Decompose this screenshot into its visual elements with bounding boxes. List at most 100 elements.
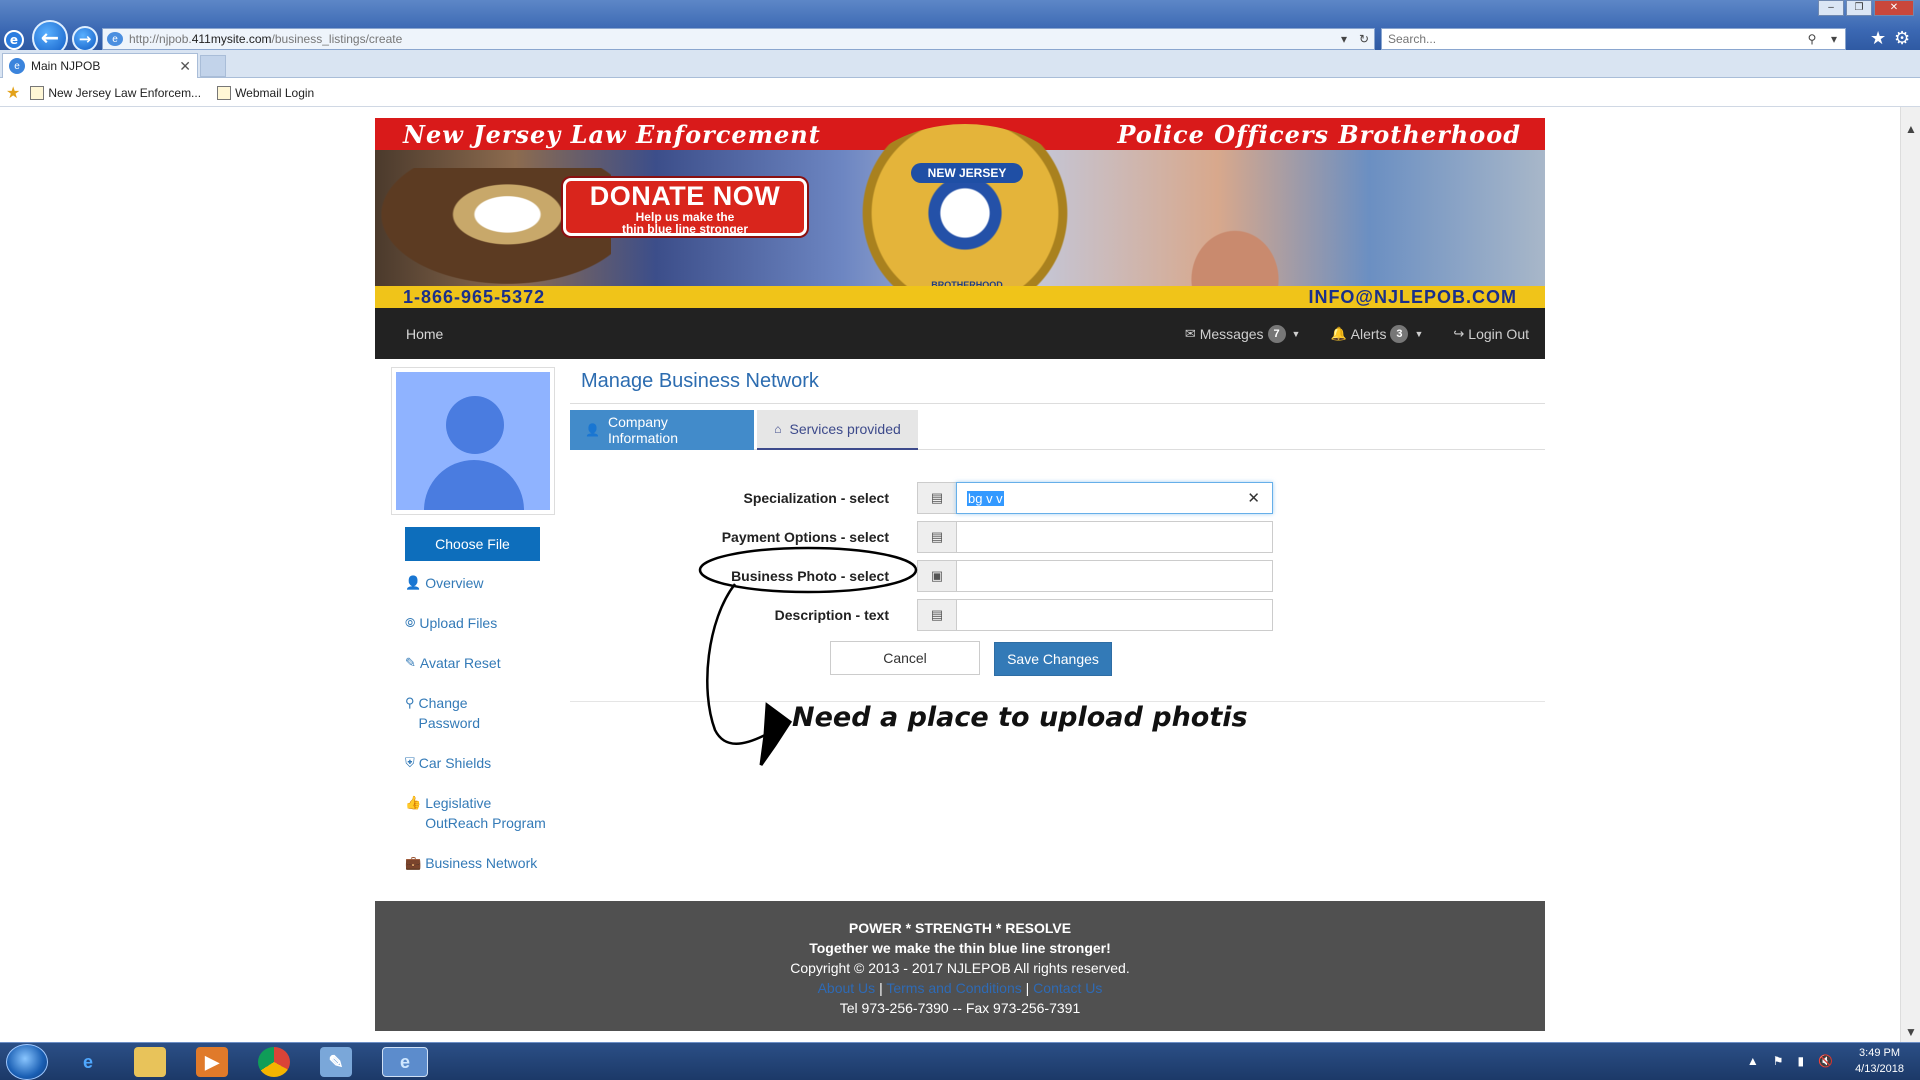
donate-title: DONATE NOW bbox=[589, 181, 781, 211]
messages-count-badge: 7 bbox=[1267, 324, 1286, 343]
close-window-icon[interactable]: ✕ bbox=[1874, 0, 1914, 16]
sidebar-item-label: Overview bbox=[425, 575, 484, 591]
refresh-icon[interactable]: ↻ bbox=[1354, 32, 1374, 46]
footer-tagline: Together we make the thin blue line stro… bbox=[809, 940, 1111, 956]
specialization-value: bg v v bbox=[967, 490, 1004, 506]
tab-label: Services provided bbox=[789, 421, 901, 437]
page-icon: e bbox=[107, 32, 123, 46]
sidebar-item-overview[interactable]: 👤 Overview bbox=[405, 573, 555, 593]
police-badge-logo bbox=[845, 124, 1085, 302]
sidebar-item-avatar-reset[interactable]: ✎ Avatar Reset bbox=[405, 653, 555, 673]
avatar bbox=[391, 367, 555, 515]
specialization-select[interactable]: bg v v ✕ bbox=[956, 482, 1273, 514]
nav-right-group: ✉ Messages 7 ▼ 🔔 Alerts 3 ▼ ↪ Login Out bbox=[1155, 324, 1529, 343]
ie-active-window-icon[interactable]: e bbox=[382, 1047, 428, 1077]
action-center-flag-icon[interactable]: ⚑ bbox=[1773, 1054, 1784, 1068]
show-hidden-icons-icon[interactable]: ▲ bbox=[1747, 1054, 1759, 1068]
business-photo-select[interactable] bbox=[956, 560, 1273, 592]
taskbar-clock[interactable]: 3:49 PM 4/13/2018 bbox=[1855, 1045, 1904, 1077]
sidebar-item-label: Car Shields bbox=[418, 755, 492, 771]
footer-link-about[interactable]: About Us bbox=[818, 980, 876, 996]
browser-search-box[interactable]: ⚲ ▾ bbox=[1381, 28, 1846, 50]
start-button[interactable] bbox=[6, 1044, 48, 1080]
sidebar-item-legislative-outreach[interactable]: 👍 Legislative OutReach Program bbox=[405, 793, 555, 833]
tab-close-icon[interactable]: ✕ bbox=[179, 58, 191, 75]
windows-taskbar: e ▶ ✎ e ▲ ⚑ ▮ 🔇 3:49 PM 4/13/2018 bbox=[0, 1042, 1920, 1080]
donate-now-button[interactable]: DONATE NOW Help us make the thin blue li… bbox=[563, 178, 807, 236]
scroll-up-icon[interactable]: ▲ bbox=[1901, 119, 1920, 139]
save-changes-button[interactable]: Save Changes bbox=[994, 642, 1112, 676]
avatar-body-shape bbox=[424, 460, 524, 510]
minimize-icon[interactable]: – bbox=[1818, 0, 1844, 16]
tab-company-information[interactable]: 👤 Company Information bbox=[570, 410, 754, 450]
chrome-icon[interactable] bbox=[258, 1047, 290, 1077]
favorites-bar: ★ New Jersey Law Enforcem... Webmail Log… bbox=[0, 79, 1920, 107]
site-footer: POWER * STRENGTH * RESOLVE Together we m… bbox=[375, 901, 1545, 1031]
forward-button[interactable]: → bbox=[72, 26, 98, 52]
favorite-link[interactable]: Webmail Login bbox=[217, 85, 314, 100]
nav-logout[interactable]: ↪ Login Out bbox=[1453, 326, 1529, 342]
tab-title: Main NJPOB bbox=[31, 59, 101, 73]
internet-explorer-icon[interactable]: e bbox=[72, 1047, 104, 1077]
sidebar-item-business-network[interactable]: 💼 Business Network bbox=[405, 853, 555, 873]
network-signal-icon[interactable]: ▮ bbox=[1798, 1054, 1805, 1068]
specialization-row: Specialization - select ▤ bg v v ✕ bbox=[570, 482, 1545, 514]
alerts-count-badge: 3 bbox=[1390, 324, 1409, 343]
add-favorite-star-icon[interactable]: ★ bbox=[6, 83, 20, 103]
upload-icon: ⦾ bbox=[405, 615, 416, 630]
tab-label: Company Information bbox=[607, 414, 678, 446]
sidebar-item-upload-files[interactable]: ⦾ Upload Files bbox=[405, 613, 555, 633]
browser-tab[interactable]: e Main NJPOB ✕ bbox=[2, 53, 198, 78]
payment-options-select[interactable] bbox=[956, 521, 1273, 553]
address-dropdown-icon[interactable]: ▾ bbox=[1334, 32, 1354, 46]
bell-icon: 🔔 bbox=[1330, 325, 1347, 341]
favorite-page-icon bbox=[30, 85, 45, 100]
page-scrollbar[interactable]: ▲ ▼ bbox=[1900, 107, 1920, 1042]
nav-home-link[interactable]: Home bbox=[406, 326, 443, 342]
address-url[interactable]: http://njpob.411mysite.com/business_list… bbox=[129, 32, 1334, 46]
site-navbar: Home ✉ Messages 7 ▼ 🔔 Alerts 3 ▼ ↪ Login… bbox=[375, 308, 1545, 359]
shield-icon: ⛨ bbox=[405, 755, 415, 770]
address-bar[interactable]: e http://njpob.411mysite.com/business_li… bbox=[102, 28, 1375, 50]
banner-left-title: New Jersey Law Enforcement bbox=[403, 120, 821, 149]
paint-icon[interactable]: ✎ bbox=[320, 1047, 352, 1077]
settings-gear-icon[interactable]: ⚙ bbox=[1894, 28, 1910, 49]
favorites-star-icon[interactable]: ★ bbox=[1870, 28, 1886, 49]
browser-titlebar: e ← → e http://njpob.411mysite.com/busin… bbox=[0, 0, 1920, 56]
annotation-drawing bbox=[698, 546, 918, 766]
avatar-head-shape bbox=[446, 396, 504, 454]
favorite-link[interactable]: New Jersey Law Enforcem... bbox=[30, 85, 201, 100]
alerts-label: Alerts bbox=[1350, 325, 1387, 342]
nav-messages[interactable]: ✉ Messages 7 ▼ bbox=[1184, 324, 1300, 343]
system-tray: ▲ ⚑ ▮ 🔇 3:49 PM 4/13/2018 bbox=[1747, 1045, 1904, 1077]
clock-time: 3:49 PM bbox=[1859, 1047, 1901, 1059]
description-input[interactable] bbox=[956, 599, 1273, 631]
envelope-icon: ✉ bbox=[1184, 325, 1196, 341]
new-tab-button[interactable] bbox=[200, 55, 226, 77]
annotation-arrow-head bbox=[759, 702, 793, 766]
footer-link-terms[interactable]: Terms and Conditions bbox=[886, 980, 1021, 996]
volume-muted-icon[interactable]: 🔇 bbox=[1818, 1054, 1833, 1068]
user-icon: 👤 bbox=[585, 423, 600, 437]
search-dropdown-icon[interactable]: ▾ bbox=[1823, 32, 1845, 46]
scroll-down-icon[interactable]: ▼ bbox=[1901, 1022, 1920, 1042]
choose-file-button[interactable]: Choose File bbox=[405, 527, 540, 561]
logout-icon: ↪ bbox=[1453, 325, 1465, 341]
media-player-icon[interactable]: ▶ bbox=[196, 1047, 228, 1077]
search-icon[interactable]: ⚲ bbox=[1801, 32, 1823, 46]
sidebar-item-label: Avatar Reset bbox=[419, 655, 501, 671]
file-explorer-icon[interactable] bbox=[134, 1047, 166, 1077]
footer-link-contact[interactable]: Contact Us bbox=[1033, 980, 1102, 996]
footer-separator: | bbox=[1025, 980, 1030, 996]
logout-label: Login Out bbox=[1468, 325, 1529, 342]
sidebar-item-change-password[interactable]: ⚲ Change Password bbox=[405, 693, 555, 733]
tab-services-provided[interactable]: ⌂ Services provided bbox=[757, 410, 918, 450]
nav-alerts[interactable]: 🔔 Alerts 3 ▼ bbox=[1330, 324, 1423, 343]
maximize-icon[interactable]: ❐ bbox=[1846, 0, 1872, 16]
browser-search-input[interactable] bbox=[1388, 32, 1801, 46]
sidebar-item-car-shields[interactable]: ⛨ Car Shields bbox=[405, 753, 555, 773]
footer-contact: Tel 973-256-7390 -- Fax 973-256-7391 bbox=[839, 1000, 1081, 1016]
clear-icon[interactable]: ✕ bbox=[1247, 489, 1260, 507]
home-icon: ⌂ bbox=[774, 422, 782, 436]
browser-tab-row: e Main NJPOB ✕ bbox=[0, 50, 1920, 78]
···
Exercise
Rewrite the lines between the one holding "donate-title: DONATE NOW" and the one holding "footer-tagline: Together we", inclusive, replacing each "bbox" with "bounds" and changing nothing else.

Final result
donate-title: DONATE NOW bounds=[589, 181, 781, 211]
messages-count-badge: 7 bounds=[1267, 324, 1286, 343]
close-window-icon[interactable]: ✕ bounds=[1874, 0, 1914, 16]
sidebar-item-label: Overview bounds=[425, 575, 484, 591]
refresh-icon[interactable]: ↻ bounds=[1354, 32, 1374, 46]
footer-tagline: Together we make the thin blue line stro… bounds=[809, 940, 1111, 956]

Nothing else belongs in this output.